Produce a verbatim copy of the entries listed below.
### Data provided
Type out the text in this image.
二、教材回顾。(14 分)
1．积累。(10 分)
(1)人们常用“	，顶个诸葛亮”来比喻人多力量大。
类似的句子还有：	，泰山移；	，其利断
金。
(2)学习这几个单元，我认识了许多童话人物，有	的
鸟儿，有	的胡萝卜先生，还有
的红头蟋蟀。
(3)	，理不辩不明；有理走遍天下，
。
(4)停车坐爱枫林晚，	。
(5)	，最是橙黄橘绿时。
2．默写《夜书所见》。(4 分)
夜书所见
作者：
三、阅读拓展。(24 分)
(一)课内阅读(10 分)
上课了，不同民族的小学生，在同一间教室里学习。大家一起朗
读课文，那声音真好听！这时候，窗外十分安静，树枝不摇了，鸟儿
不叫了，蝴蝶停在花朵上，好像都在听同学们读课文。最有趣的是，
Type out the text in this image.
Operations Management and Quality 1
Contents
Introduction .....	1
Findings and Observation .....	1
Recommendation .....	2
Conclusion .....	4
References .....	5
######
▶ [Solution below]:
Type out the text in this image.
二、教材回顾。(14 分)
1．积累。(10 分)
(1)人们常用“	，顶个诸葛亮”来比喻人多力量大。
类似的句子还有：	，泰山移；	，其利断
金。
(2)学习这几个单元，我认识了许多童话人物，有	的
鸟儿，有	的胡萝卜先生，还有
的红头蟋蟀。
(3)	，理不辩不明；有理走遍天下，
。
(4)停车坐爱枫林晚，	。
(5)	，最是橙黄橘绿时。
2．默写《夜书所见》。(4 分)
夜书所见
作者：
三、阅读拓展。(24 分)
(一)课内阅读(10 分)
上课了，不同民族的小学生，在同一间教室里学习。大家一起朗
读课文，那声音真好听！这时候，窗外十分安静，树枝不摇了，鸟儿
不叫了，蝴蝶停在花朵上，好像都在听同学们读课文。最有趣的是，
Type out the text in this image.
Operations Management and Quality 1
Contents
Introduction .....	1
Findings and Observation .....	1
Recommendation .....	2
Conclusion .....	4
References .....	5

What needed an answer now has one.